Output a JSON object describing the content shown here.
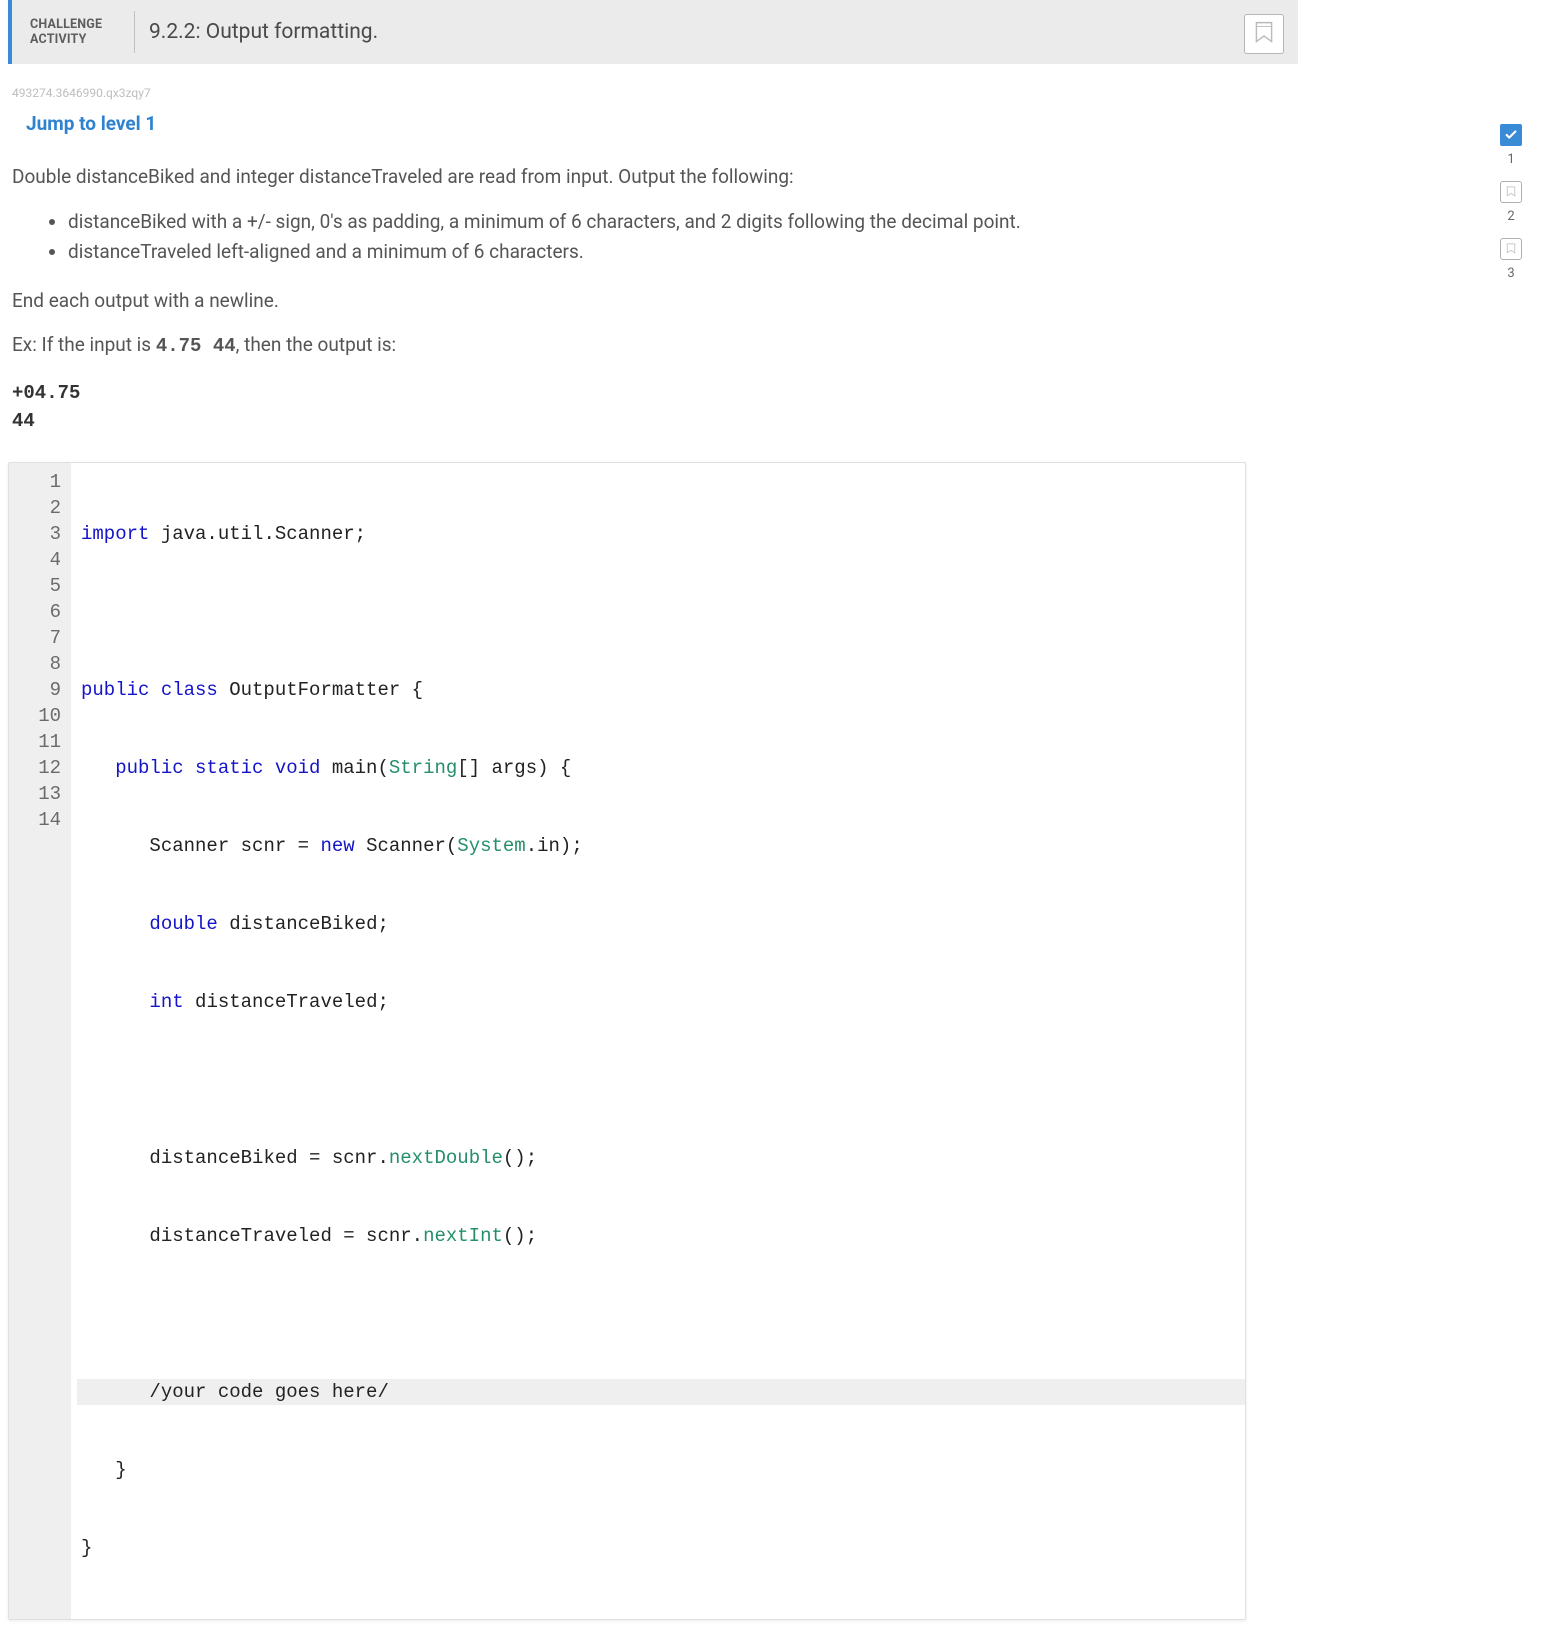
{
  "header": {
    "label": "CHALLENGE ACTIVITY",
    "title": "9.2.2: Output formatting."
  },
  "ident": "493274.3646990.qx3zqy7",
  "jump_link": "Jump to level 1",
  "instructions": {
    "intro": "Double distanceBiked and integer distanceTraveled are read from input. Output the following:",
    "bullet1": "distanceBiked with a +/- sign, 0's as padding, a minimum of 6 characters, and 2 digits following the decimal point.",
    "bullet2": "distanceTraveled left-aligned and a minimum of 6 characters.",
    "end_line": "End each output with a newline.",
    "ex_prefix": "Ex: If the input is ",
    "ex_input": "4.75 44",
    "ex_suffix": ", then the output is:",
    "output": "+04.75\n44"
  },
  "code": {
    "l1_kw": "import",
    "l1_rest": " java.util.Scanner;",
    "l3_kw": "public class",
    "l3_rest": " OutputFormatter {",
    "l4_indent": "   ",
    "l4_kw": "public static void",
    "l4_mid": " main(",
    "l4_type": "String",
    "l4_end": "[] args) {",
    "l5_indent": "      ",
    "l5_a": "Scanner scnr = ",
    "l5_kw": "new",
    "l5_b": " Scanner(",
    "l5_type": "System",
    "l5_c": ".in);",
    "l6_indent": "      ",
    "l6_kw": "double",
    "l6_rest": " distanceBiked;",
    "l7_indent": "      ",
    "l7_kw": "int",
    "l7_rest": " distanceTraveled;",
    "l9_indent": "      ",
    "l9_a": "distanceBiked = scnr.",
    "l9_type": "nextDouble",
    "l9_b": "();",
    "l10_indent": "      ",
    "l10_a": "distanceTraveled = scnr.",
    "l10_type": "nextInt",
    "l10_b": "();",
    "l12_indent": "      ",
    "l12": "/your code goes here/",
    "l13_indent": "   ",
    "l13": "}",
    "l14": "}"
  },
  "steps": {
    "n1": "1",
    "n2": "2",
    "n3": "3"
  }
}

· · · · · · ·

Direction — Using the records above, list each line that includes "Scanner".

Solution to this task —
    "l1_rest": " java.util.Scanner;",
    "l5_a": "Scanner scnr = ",
    "l5_b": " Scanner(",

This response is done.